◆ **SOURCE MATERIAL**:
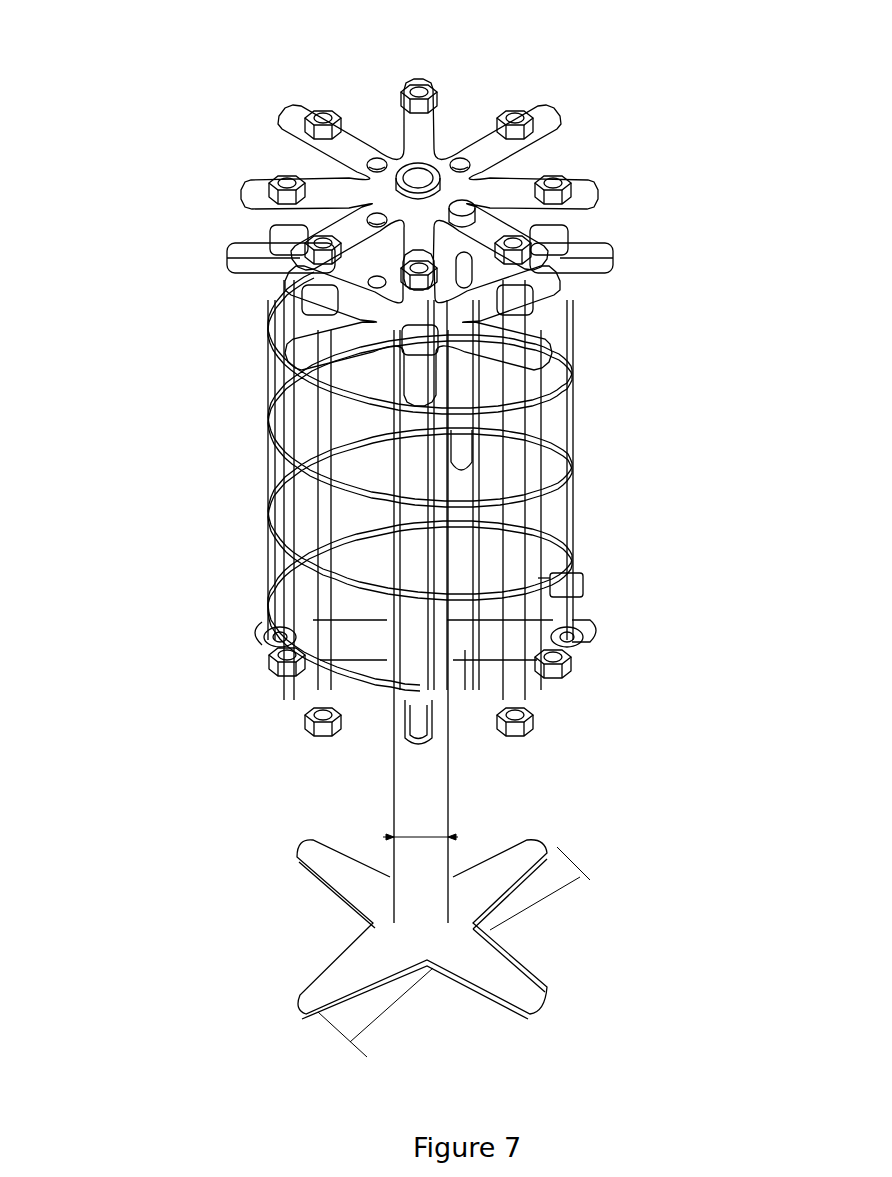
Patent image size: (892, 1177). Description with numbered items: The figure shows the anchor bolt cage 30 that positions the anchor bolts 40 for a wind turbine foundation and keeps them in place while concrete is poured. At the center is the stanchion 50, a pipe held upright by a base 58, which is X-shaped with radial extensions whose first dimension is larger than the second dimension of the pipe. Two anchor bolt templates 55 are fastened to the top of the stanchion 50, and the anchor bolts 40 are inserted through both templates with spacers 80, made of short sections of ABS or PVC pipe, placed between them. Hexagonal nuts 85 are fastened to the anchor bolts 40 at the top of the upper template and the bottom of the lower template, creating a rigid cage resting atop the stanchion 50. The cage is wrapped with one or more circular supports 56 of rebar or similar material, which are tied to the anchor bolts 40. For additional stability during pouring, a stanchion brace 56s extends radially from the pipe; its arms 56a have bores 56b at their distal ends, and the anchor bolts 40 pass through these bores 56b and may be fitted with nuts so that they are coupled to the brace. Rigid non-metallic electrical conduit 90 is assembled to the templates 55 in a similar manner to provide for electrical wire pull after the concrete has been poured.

The anchor bolt cage 30 is at (160, 130).
The hexagonal nuts 85 is at (498, 118).
The anchor bolt templates 55 is at (597, 247).
The spacers 80 is at (419, 290).
The circular supports 56 is at (263, 600).
The anchor bolts 40 is at (553, 475).
The electrical conduit 90 is at (577, 573).
The arms 56a is at (572, 636).
The bores 56b is at (262, 633).
The stanchion brace 56s is at (467, 690).
The stanchion 50 is at (413, 797).
The base 58 is at (493, 955).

◆ **WRITTEN TASK**:
Copy every one of the lines above word for word, omitting the pictures from your answer.

◆ **OUTPUT**:
Patent image size: (892, 1177). Description with numbered items: The figure shows the anchor bolt cage 30 that positions the anchor bolts 40 for a wind turbine foundation and keeps them in place while concrete is poured. At the center is the stanchion 50, a pipe held upright by a base 58, which is X-shaped with radial extensions whose first dimension is larger than the second dimension of the pipe. Two anchor bolt templates 55 are fastened to the top of the stanchion 50, and the anchor bolts 40 are inserted through both templates with spacers 80, made of short sections of ABS or PVC pipe, placed between them. Hexagonal nuts 85 are fastened to the anchor bolts 40 at the top of the upper template and the bottom of the lower template, creating a rigid cage resting atop the stanchion 50. The cage is wrapped with one or more circular supports 56 of rebar or similar material, which are tied to the anchor bolts 40. For additional stability during pouring, a stanchion brace 56s extends radially from the pipe; its arms 56a have bores 56b at their distal ends, and the anchor bolts 40 pass through these bores 56b and may be fitted with nuts so that they are coupled to the brace. Rigid non-metallic electrical conduit 90 is assembled to the templates 55 in a similar manner to provide for electrical wire pull after the concrete has been poured.

The anchor bolt cage 30 is at (160, 130).
The hexagonal nuts 85 is at (498, 118).
The anchor bolt templates 55 is at (597, 247).
The spacers 80 is at (419, 290).
The circular supports 56 is at (263, 600).
The anchor bolts 40 is at (553, 475).
The electrical conduit 90 is at (577, 573).
The arms 56a is at (572, 636).
The bores 56b is at (262, 633).
The stanchion brace 56s is at (467, 690).
The stanchion 50 is at (413, 797).
The base 58 is at (493, 955).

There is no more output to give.